▶ _GIVEN PROBLEM_
The required output is a single number: how many lines of the material contain the string "diode".

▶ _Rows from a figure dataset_
= = = = =
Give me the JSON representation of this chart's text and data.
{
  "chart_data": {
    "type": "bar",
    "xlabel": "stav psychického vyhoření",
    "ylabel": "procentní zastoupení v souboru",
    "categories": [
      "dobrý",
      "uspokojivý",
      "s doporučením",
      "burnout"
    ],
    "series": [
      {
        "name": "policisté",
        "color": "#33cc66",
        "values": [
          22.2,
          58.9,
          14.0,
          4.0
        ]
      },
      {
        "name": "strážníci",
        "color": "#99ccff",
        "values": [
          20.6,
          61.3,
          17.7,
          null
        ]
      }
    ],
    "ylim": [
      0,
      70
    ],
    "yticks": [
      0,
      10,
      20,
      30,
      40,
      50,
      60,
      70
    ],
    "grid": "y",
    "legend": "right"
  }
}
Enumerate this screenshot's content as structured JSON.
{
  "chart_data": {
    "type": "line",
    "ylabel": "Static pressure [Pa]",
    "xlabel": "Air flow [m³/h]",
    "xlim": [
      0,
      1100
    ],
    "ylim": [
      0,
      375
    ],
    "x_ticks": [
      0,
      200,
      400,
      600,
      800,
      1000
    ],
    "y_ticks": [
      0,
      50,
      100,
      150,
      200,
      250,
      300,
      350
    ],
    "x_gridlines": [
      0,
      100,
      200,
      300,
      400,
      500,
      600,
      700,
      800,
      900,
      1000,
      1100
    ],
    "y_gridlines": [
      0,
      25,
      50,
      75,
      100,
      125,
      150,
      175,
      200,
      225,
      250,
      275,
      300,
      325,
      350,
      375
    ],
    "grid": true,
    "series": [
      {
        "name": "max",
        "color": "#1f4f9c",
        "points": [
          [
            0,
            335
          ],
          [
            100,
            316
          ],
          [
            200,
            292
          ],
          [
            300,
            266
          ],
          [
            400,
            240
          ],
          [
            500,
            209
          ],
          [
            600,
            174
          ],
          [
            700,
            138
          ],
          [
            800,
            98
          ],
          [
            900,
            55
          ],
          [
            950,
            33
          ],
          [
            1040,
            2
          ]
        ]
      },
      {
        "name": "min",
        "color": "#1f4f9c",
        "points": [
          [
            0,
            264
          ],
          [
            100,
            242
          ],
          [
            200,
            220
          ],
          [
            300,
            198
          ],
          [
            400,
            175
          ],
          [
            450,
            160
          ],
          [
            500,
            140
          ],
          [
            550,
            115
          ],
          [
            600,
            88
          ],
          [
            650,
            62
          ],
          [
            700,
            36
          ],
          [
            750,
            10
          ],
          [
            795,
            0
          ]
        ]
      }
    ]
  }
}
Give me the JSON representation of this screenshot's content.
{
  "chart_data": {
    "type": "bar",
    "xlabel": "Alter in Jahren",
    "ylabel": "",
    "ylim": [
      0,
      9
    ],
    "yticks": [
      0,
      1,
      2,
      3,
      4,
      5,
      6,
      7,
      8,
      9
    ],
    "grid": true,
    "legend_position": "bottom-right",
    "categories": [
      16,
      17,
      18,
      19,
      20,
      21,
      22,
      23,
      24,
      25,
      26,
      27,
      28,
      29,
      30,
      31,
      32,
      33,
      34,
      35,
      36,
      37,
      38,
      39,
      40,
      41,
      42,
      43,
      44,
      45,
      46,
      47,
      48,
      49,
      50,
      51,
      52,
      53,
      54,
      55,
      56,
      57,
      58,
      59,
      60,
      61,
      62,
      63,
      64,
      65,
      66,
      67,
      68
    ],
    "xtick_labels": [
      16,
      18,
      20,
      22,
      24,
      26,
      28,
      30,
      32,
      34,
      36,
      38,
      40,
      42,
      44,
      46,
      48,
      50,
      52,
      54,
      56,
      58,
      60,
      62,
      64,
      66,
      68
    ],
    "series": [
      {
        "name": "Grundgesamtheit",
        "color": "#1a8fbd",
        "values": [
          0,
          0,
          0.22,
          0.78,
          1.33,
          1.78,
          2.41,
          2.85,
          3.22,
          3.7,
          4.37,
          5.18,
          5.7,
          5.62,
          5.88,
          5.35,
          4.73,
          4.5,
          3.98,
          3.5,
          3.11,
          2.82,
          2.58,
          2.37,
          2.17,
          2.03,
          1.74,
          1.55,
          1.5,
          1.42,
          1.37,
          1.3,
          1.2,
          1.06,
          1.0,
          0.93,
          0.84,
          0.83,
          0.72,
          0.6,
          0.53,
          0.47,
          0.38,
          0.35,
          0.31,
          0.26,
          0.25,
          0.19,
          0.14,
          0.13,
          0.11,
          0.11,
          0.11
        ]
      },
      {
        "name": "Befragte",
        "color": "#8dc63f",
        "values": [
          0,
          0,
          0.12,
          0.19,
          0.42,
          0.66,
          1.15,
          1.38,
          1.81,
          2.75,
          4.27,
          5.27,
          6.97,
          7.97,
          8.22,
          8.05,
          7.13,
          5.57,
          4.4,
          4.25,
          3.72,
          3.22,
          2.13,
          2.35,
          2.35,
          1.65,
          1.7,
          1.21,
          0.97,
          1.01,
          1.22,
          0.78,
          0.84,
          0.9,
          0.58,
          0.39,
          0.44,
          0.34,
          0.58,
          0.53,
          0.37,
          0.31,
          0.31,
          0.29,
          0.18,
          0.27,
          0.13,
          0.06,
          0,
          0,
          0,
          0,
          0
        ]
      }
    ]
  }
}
= = = = =
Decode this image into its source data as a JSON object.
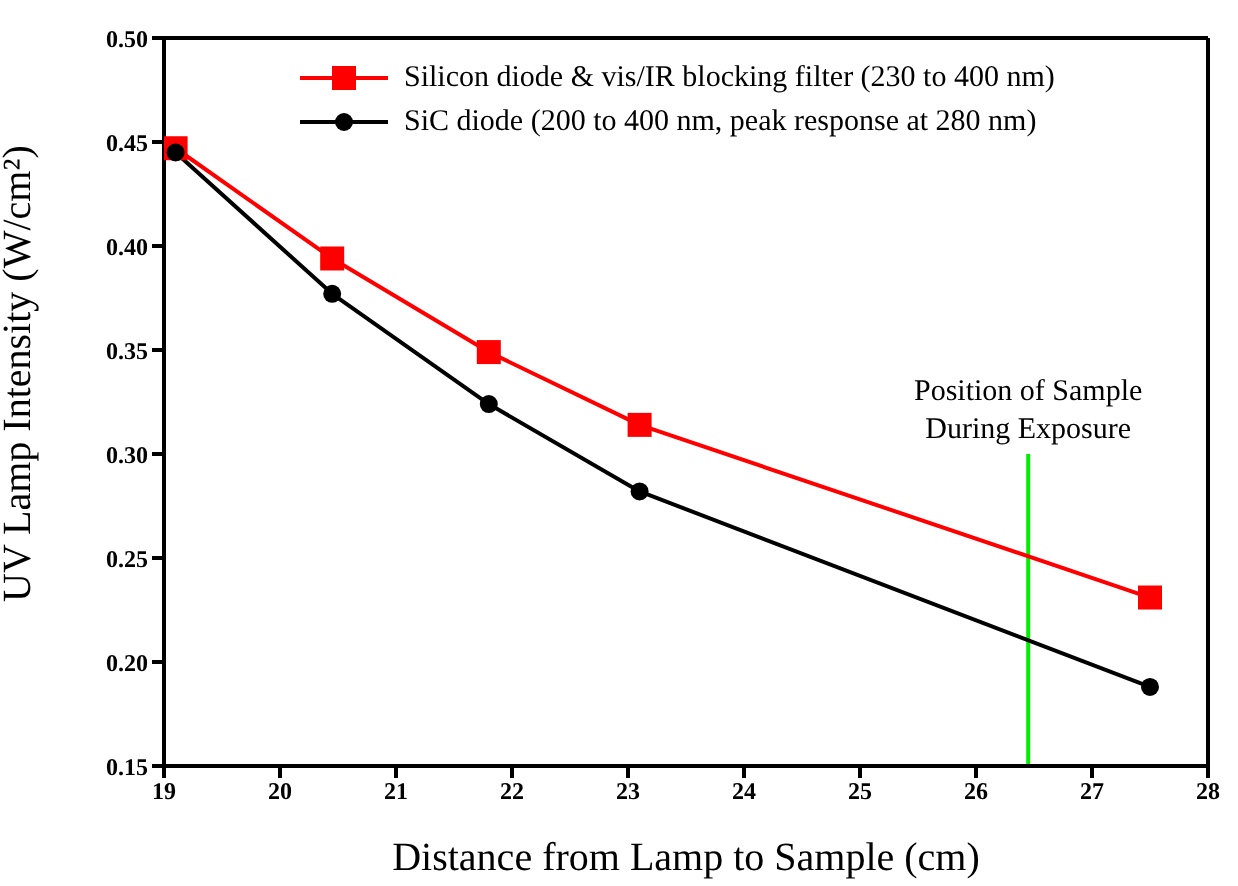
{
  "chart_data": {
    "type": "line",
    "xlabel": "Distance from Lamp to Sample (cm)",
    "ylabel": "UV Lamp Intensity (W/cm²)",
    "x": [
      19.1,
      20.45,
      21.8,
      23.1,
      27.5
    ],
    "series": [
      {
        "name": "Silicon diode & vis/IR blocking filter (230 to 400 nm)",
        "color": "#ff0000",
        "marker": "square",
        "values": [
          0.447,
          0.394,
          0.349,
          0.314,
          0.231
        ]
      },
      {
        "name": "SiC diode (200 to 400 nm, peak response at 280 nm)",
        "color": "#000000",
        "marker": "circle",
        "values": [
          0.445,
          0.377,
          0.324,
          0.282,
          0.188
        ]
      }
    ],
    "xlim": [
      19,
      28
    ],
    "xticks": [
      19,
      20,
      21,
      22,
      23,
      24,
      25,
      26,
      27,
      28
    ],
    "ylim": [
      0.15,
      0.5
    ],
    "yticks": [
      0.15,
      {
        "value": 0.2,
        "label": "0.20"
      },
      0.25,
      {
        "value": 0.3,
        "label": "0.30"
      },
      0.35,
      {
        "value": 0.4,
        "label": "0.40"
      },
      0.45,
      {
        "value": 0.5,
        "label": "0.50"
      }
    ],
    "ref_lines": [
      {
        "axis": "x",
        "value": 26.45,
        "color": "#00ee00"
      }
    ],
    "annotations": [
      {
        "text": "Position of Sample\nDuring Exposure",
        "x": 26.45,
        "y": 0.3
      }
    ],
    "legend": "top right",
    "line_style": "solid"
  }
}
= = = = =
▶ _SOLUTION TO THIS PROBLEM_
2